BEGIN Data entries

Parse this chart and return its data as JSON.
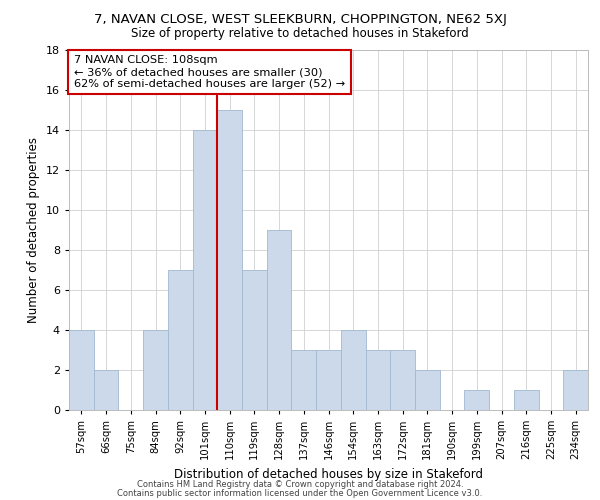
{
  "title": "7, NAVAN CLOSE, WEST SLEEKBURN, CHOPPINGTON, NE62 5XJ",
  "subtitle": "Size of property relative to detached houses in Stakeford",
  "xlabel": "Distribution of detached houses by size in Stakeford",
  "ylabel": "Number of detached properties",
  "bins": [
    "57sqm",
    "66sqm",
    "75sqm",
    "84sqm",
    "92sqm",
    "101sqm",
    "110sqm",
    "119sqm",
    "128sqm",
    "137sqm",
    "146sqm",
    "154sqm",
    "163sqm",
    "172sqm",
    "181sqm",
    "190sqm",
    "199sqm",
    "207sqm",
    "216sqm",
    "225sqm",
    "234sqm"
  ],
  "counts": [
    4,
    2,
    0,
    4,
    7,
    14,
    15,
    7,
    9,
    3,
    3,
    4,
    3,
    3,
    2,
    0,
    1,
    0,
    1,
    0,
    2
  ],
  "bar_color": "#ccd9ea",
  "bar_edge_color": "#a0b8d0",
  "annotation_text": "7 NAVAN CLOSE: 108sqm\n← 36% of detached houses are smaller (30)\n62% of semi-detached houses are larger (52) →",
  "annotation_box_color": "white",
  "annotation_box_edge_color": "#cc0000",
  "vline_color": "#cc0000",
  "vline_x_index": 5.5,
  "ylim": [
    0,
    18
  ],
  "yticks": [
    0,
    2,
    4,
    6,
    8,
    10,
    12,
    14,
    16,
    18
  ],
  "grid_color": "#d0d0d0",
  "background_color": "white",
  "footer_line1": "Contains HM Land Registry data © Crown copyright and database right 2024.",
  "footer_line2": "Contains public sector information licensed under the Open Government Licence v3.0."
}
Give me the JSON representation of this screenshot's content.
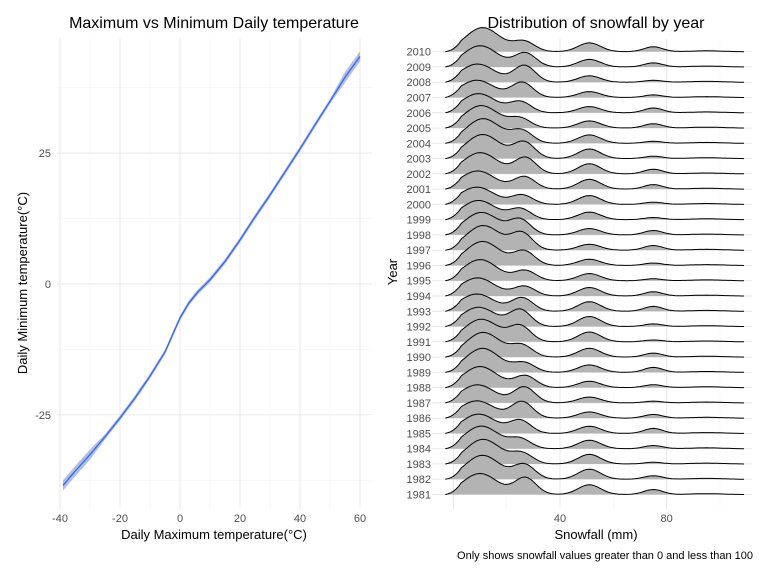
{
  "chart_data": [
    {
      "type": "line",
      "title": "Maximum vs Minimum Daily temperature",
      "xlabel": "Daily Maximum temperature(°C)",
      "ylabel": "Daily Minimum temperature(°C)",
      "xlim": [
        -41,
        64
      ],
      "ylim": [
        -43,
        47
      ],
      "xticks": [
        -40,
        -20,
        0,
        20,
        40,
        60
      ],
      "yticks": [
        -25,
        0,
        25
      ],
      "grid": true,
      "line_color": "#3366ff",
      "band_color": "#9aa9d6",
      "series": [
        {
          "x": [
            -39,
            -35,
            -30,
            -25,
            -20,
            -15,
            -10,
            -5,
            -3,
            0,
            3,
            6,
            10,
            15,
            20,
            25,
            30,
            35,
            40,
            45,
            50,
            55,
            60
          ],
          "y": [
            -38.5,
            -35.8,
            -32.6,
            -29.2,
            -25.6,
            -21.8,
            -17.6,
            -13.0,
            -10.4,
            -6.5,
            -3.6,
            -1.5,
            0.8,
            4.3,
            8.4,
            12.8,
            17.0,
            21.4,
            25.8,
            30.4,
            34.9,
            39.5,
            43.5
          ]
        }
      ]
    },
    {
      "type": "ridgeline",
      "title": "Distribution of snowfall by year",
      "xlabel": "Snowfall (mm)",
      "ylabel": "Year",
      "xlim": [
        -8,
        112
      ],
      "xticks": [
        40,
        80
      ],
      "caption": "Only shows snowfall values greater than 0 and less than 100",
      "fill_color": "#b3b3b3",
      "categories": [
        "1981",
        "1982",
        "1983",
        "1984",
        "1985",
        "1986",
        "1987",
        "1988",
        "1989",
        "1990",
        "1991",
        "1992",
        "1993",
        "1994",
        "1995",
        "1996",
        "1997",
        "1998",
        "1999",
        "2000",
        "2001",
        "2002",
        "2003",
        "2004",
        "2005",
        "2006",
        "2007",
        "2008",
        "2009",
        "2010"
      ]
    }
  ]
}
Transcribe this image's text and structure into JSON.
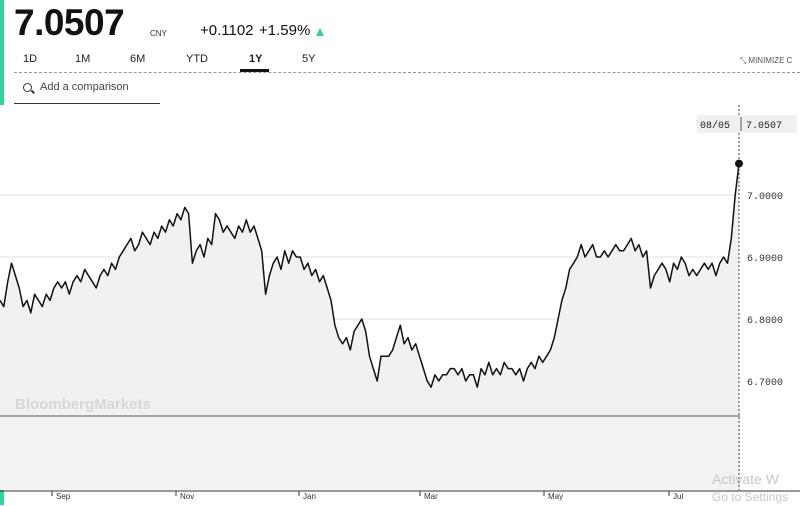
{
  "quote": {
    "price": "7.0507",
    "currency": "CNY",
    "change": "+0.1102",
    "change_pct": "+1.59%"
  },
  "tabs": [
    {
      "label": "1D"
    },
    {
      "label": "1M"
    },
    {
      "label": "6M"
    },
    {
      "label": "YTD"
    },
    {
      "label": "1Y",
      "active": true
    },
    {
      "label": "5Y"
    }
  ],
  "minimize_label": "MINIMIZE C",
  "comparison": {
    "placeholder": "Add a comparison"
  },
  "brand_watermark": "BloombergMarkets",
  "windows_watermark": {
    "line1": "Activate W",
    "line2": "Go to Settings"
  },
  "colors": {
    "accent": "#2fd3a0",
    "line": "#111111",
    "area": "#f1f1f1",
    "grid": "#e2e2e2"
  },
  "chart_data": {
    "type": "area",
    "x_ticks": [
      "Sep",
      "Nov",
      "Jan",
      "Mar",
      "May",
      "Jul"
    ],
    "y_ticks": [
      "7.0000",
      "6.9000",
      "6.8000",
      "6.7000"
    ],
    "ylim": [
      6.575,
      7.05
    ],
    "crosshair_label": {
      "date": "08/05",
      "value": "7.0507"
    },
    "last_point": 7.0507,
    "values": [
      6.83,
      6.82,
      6.86,
      6.89,
      6.87,
      6.85,
      6.82,
      6.83,
      6.81,
      6.84,
      6.83,
      6.82,
      6.84,
      6.83,
      6.85,
      6.86,
      6.85,
      6.86,
      6.84,
      6.86,
      6.87,
      6.86,
      6.88,
      6.87,
      6.86,
      6.85,
      6.87,
      6.88,
      6.87,
      6.89,
      6.88,
      6.9,
      6.91,
      6.92,
      6.93,
      6.91,
      6.92,
      6.94,
      6.93,
      6.92,
      6.94,
      6.93,
      6.95,
      6.94,
      6.96,
      6.95,
      6.97,
      6.96,
      6.98,
      6.97,
      6.89,
      6.91,
      6.92,
      6.9,
      6.93,
      6.92,
      6.97,
      6.96,
      6.94,
      6.95,
      6.94,
      6.93,
      6.95,
      6.94,
      6.96,
      6.94,
      6.95,
      6.93,
      6.91,
      6.84,
      6.87,
      6.89,
      6.9,
      6.88,
      6.91,
      6.89,
      6.91,
      6.9,
      6.9,
      6.88,
      6.89,
      6.87,
      6.88,
      6.86,
      6.87,
      6.85,
      6.83,
      6.79,
      6.77,
      6.76,
      6.77,
      6.75,
      6.78,
      6.79,
      6.8,
      6.78,
      6.74,
      6.72,
      6.7,
      6.74,
      6.74,
      6.74,
      6.75,
      6.77,
      6.79,
      6.76,
      6.77,
      6.75,
      6.76,
      6.74,
      6.72,
      6.7,
      6.69,
      6.71,
      6.7,
      6.71,
      6.71,
      6.72,
      6.72,
      6.71,
      6.72,
      6.7,
      6.71,
      6.71,
      6.69,
      6.72,
      6.71,
      6.73,
      6.71,
      6.72,
      6.71,
      6.73,
      6.72,
      6.72,
      6.71,
      6.72,
      6.7,
      6.72,
      6.73,
      6.72,
      6.74,
      6.73,
      6.74,
      6.75,
      6.77,
      6.8,
      6.83,
      6.85,
      6.88,
      6.89,
      6.9,
      6.92,
      6.9,
      6.91,
      6.92,
      6.9,
      6.9,
      6.91,
      6.9,
      6.91,
      6.92,
      6.91,
      6.91,
      6.92,
      6.93,
      6.91,
      6.92,
      6.9,
      6.91,
      6.85,
      6.87,
      6.88,
      6.89,
      6.88,
      6.86,
      6.89,
      6.88,
      6.9,
      6.89,
      6.87,
      6.88,
      6.87,
      6.88,
      6.89,
      6.88,
      6.89,
      6.87,
      6.89,
      6.9,
      6.89,
      6.93,
      7.0,
      7.0507
    ]
  }
}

END Data entries

§ **Task details**
Every line should be retyped exactly, with the pictures omitted.

§ **Answer to this exercise**
Parse this chart and return its data as JSON.
{
  "title": "7, NAVAN CLOSE, WEST SLEEKBURN, CHOPPINGTON, NE62 5XJ",
  "subtitle": "Size of property relative to detached houses in Stakeford",
  "xlabel": "Distribution of detached houses by size in Stakeford",
  "ylabel": "Number of detached properties",
  "bins": [
    "57sqm",
    "66sqm",
    "75sqm",
    "84sqm",
    "92sqm",
    "101sqm",
    "110sqm",
    "119sqm",
    "128sqm",
    "137sqm",
    "146sqm",
    "154sqm",
    "163sqm",
    "172sqm",
    "181sqm",
    "190sqm",
    "199sqm",
    "207sqm",
    "216sqm",
    "225sqm",
    "234sqm"
  ],
  "counts": [
    4,
    2,
    0,
    4,
    7,
    14,
    15,
    7,
    9,
    3,
    3,
    4,
    3,
    3,
    2,
    0,
    1,
    0,
    1,
    0,
    2
  ],
  "bar_color": "#ccd9ea",
  "bar_edge_color": "#a0b8d0",
  "annotation_text": "7 NAVAN CLOSE: 108sqm\n← 36% of detached houses are smaller (30)\n62% of semi-detached houses are larger (52) →",
  "annotation_box_color": "white",
  "annotation_box_edge_color": "#cc0000",
  "vline_color": "#cc0000",
  "vline_x_index": 5.5,
  "ylim": [
    0,
    18
  ],
  "yticks": [
    0,
    2,
    4,
    6,
    8,
    10,
    12,
    14,
    16,
    18
  ],
  "grid_color": "#d0d0d0",
  "background_color": "white",
  "footer_line1": "Contains HM Land Registry data © Crown copyright and database right 2024.",
  "footer_line2": "Contains public sector information licensed under the Open Government Licence v3.0."
}
Give me the JSON representation of this screenshot's content.
{
  "chart_data": [
    {
      "type": "line",
      "title": "Maximum vs Minimum Daily temperature",
      "xlabel": "Daily Maximum temperature(°C)",
      "ylabel": "Daily Minimum temperature(°C)",
      "xlim": [
        -41,
        64
      ],
      "ylim": [
        -43,
        47
      ],
      "xticks": [
        -40,
        -20,
        0,
        20,
        40,
        60
      ],
      "yticks": [
        -25,
        0,
        25
      ],
      "grid": true,
      "line_color": "#3366ff",
      "band_color": "#9aa9d6",
      "series": [
        {
          "x": [
            -39,
            -35,
            -30,
            -25,
            -20,
            -15,
            -10,
            -5,
            -3,
            0,
            3,
            6,
            10,
            15,
            20,
            25,
            30,
            35,
            40,
            45,
            50,
            55,
            60
          ],
          "y": [
            -38.5,
            -35.8,
            -32.6,
            -29.2,
            -25.6,
            -21.8,
            -17.6,
            -13.0,
            -10.4,
            -6.5,
            -3.6,
            -1.5,
            0.8,
            4.3,
            8.4,
            12.8,
            17.0,
            21.4,
            25.8,
            30.4,
            34.9,
            39.5,
            43.5
          ]
        }
      ]
    },
    {
      "type": "ridgeline",
      "title": "Distribution of snowfall by year",
      "xlabel": "Snowfall (mm)",
      "ylabel": "Year",
      "xlim": [
        -8,
        112
      ],
      "xticks": [
        40,
        80
      ],
      "caption": "Only shows snowfall values greater than 0 and less than 100",
      "fill_color": "#b3b3b3",
      "categories": [
        "1981",
        "1982",
        "1983",
        "1984",
        "1985",
        "1986",
        "1987",
        "1988",
        "1989",
        "1990",
        "1991",
        "1992",
        "1993",
        "1994",
        "1995",
        "1996",
        "1997",
        "1998",
        "1999",
        "2000",
        "2001",
        "2002",
        "2003",
        "2004",
        "2005",
        "2006",
        "2007",
        "2008",
        "2009",
        "2010"
      ]
    }
  ]
}
Transcribe this image's text and structure into JSON.
{
  "quote": {
    "price": "7.0507",
    "currency": "CNY",
    "change": "+0.1102",
    "change_pct": "+1.59%"
  },
  "tabs": [
    {
      "label": "1D"
    },
    {
      "label": "1M"
    },
    {
      "label": "6M"
    },
    {
      "label": "YTD"
    },
    {
      "label": "1Y",
      "active": true
    },
    {
      "label": "5Y"
    }
  ],
  "minimize_label": "MINIMIZE C",
  "comparison": {
    "placeholder": "Add a comparison"
  },
  "brand_watermark": "BloombergMarkets",
  "windows_watermark": {
    "line1": "Activate W",
    "line2": "Go to Settings"
  },
  "colors": {
    "accent": "#2fd3a0",
    "line": "#111111",
    "area": "#f1f1f1",
    "grid": "#e2e2e2"
  },
  "chart_data": {
    "type": "area",
    "x_ticks": [
      "Sep",
      "Nov",
      "Jan",
      "Mar",
      "May",
      "Jul"
    ],
    "y_ticks": [
      "7.0000",
      "6.9000",
      "6.8000",
      "6.7000"
    ],
    "ylim": [
      6.575,
      7.05
    ],
    "crosshair_label": {
      "date": "08/05",
      "value": "7.0507"
    },
    "last_point": 7.0507,
    "values": [
      6.83,
      6.82,
      6.86,
      6.89,
      6.87,
      6.85,
      6.82,
      6.83,
      6.81,
      6.84,
      6.83,
      6.82,
      6.84,
      6.83,
      6.85,
      6.86,
      6.85,
      6.86,
      6.84,
      6.86,
      6.87,
      6.86,
      6.88,
      6.87,
      6.86,
      6.85,
      6.87,
      6.88,
      6.87,
      6.89,
      6.88,
      6.9,
      6.91,
      6.92,
      6.93,
      6.91,
      6.92,
      6.94,
      6.93,
      6.92,
      6.94,
      6.93,
      6.95,
      6.94,
      6.96,
      6.95,
      6.97,
      6.96,
      6.98,
      6.97,
      6.89,
      6.91,
      6.92,
      6.9,
      6.93,
      6.92,
      6.97,
      6.96,
      6.94,
      6.95,
      6.94,
      6.93,
      6.95,
      6.94,
      6.96,
      6.94,
      6.95,
      6.93,
      6.91,
      6.84,
      6.87,
      6.89,
      6.9,
      6.88,
      6.91,
      6.89,
      6.91,
      6.9,
      6.9,
      6.88,
      6.89,
      6.87,
      6.88,
      6.86,
      6.87,
      6.85,
      6.83,
      6.79,
      6.77,
      6.76,
      6.77,
      6.75,
      6.78,
      6.79,
      6.8,
      6.78,
      6.74,
      6.72,
      6.7,
      6.74,
      6.74,
      6.74,
      6.75,
      6.77,
      6.79,
      6.76,
      6.77,
      6.75,
      6.76,
      6.74,
      6.72,
      6.7,
      6.69,
      6.71,
      6.7,
      6.71,
      6.71,
      6.72,
      6.72,
      6.71,
      6.72,
      6.7,
      6.71,
      6.71,
      6.69,
      6.72,
      6.71,
      6.73,
      6.71,
      6.72,
      6.71,
      6.73,
      6.72,
      6.72,
      6.71,
      6.72,
      6.7,
      6.72,
      6.73,
      6.72,
      6.74,
      6.73,
      6.74,
      6.75,
      6.77,
      6.8,
      6.83,
      6.85,
      6.88,
      6.89,
      6.9,
      6.92,
      6.9,
      6.91,
      6.92,
      6.9,
      6.9,
      6.91,
      6.9,
      6.91,
      6.92,
      6.91,
      6.91,
      6.92,
      6.93,
      6.91,
      6.92,
      6.9,
      6.91,
      6.85,
      6.87,
      6.88,
      6.89,
      6.88,
      6.86,
      6.89,
      6.88,
      6.9,
      6.89,
      6.87,
      6.88,
      6.87,
      6.88,
      6.89,
      6.88,
      6.89,
      6.87,
      6.89,
      6.9,
      6.89,
      6.93,
      7.0,
      7.0507
    ]
  }
}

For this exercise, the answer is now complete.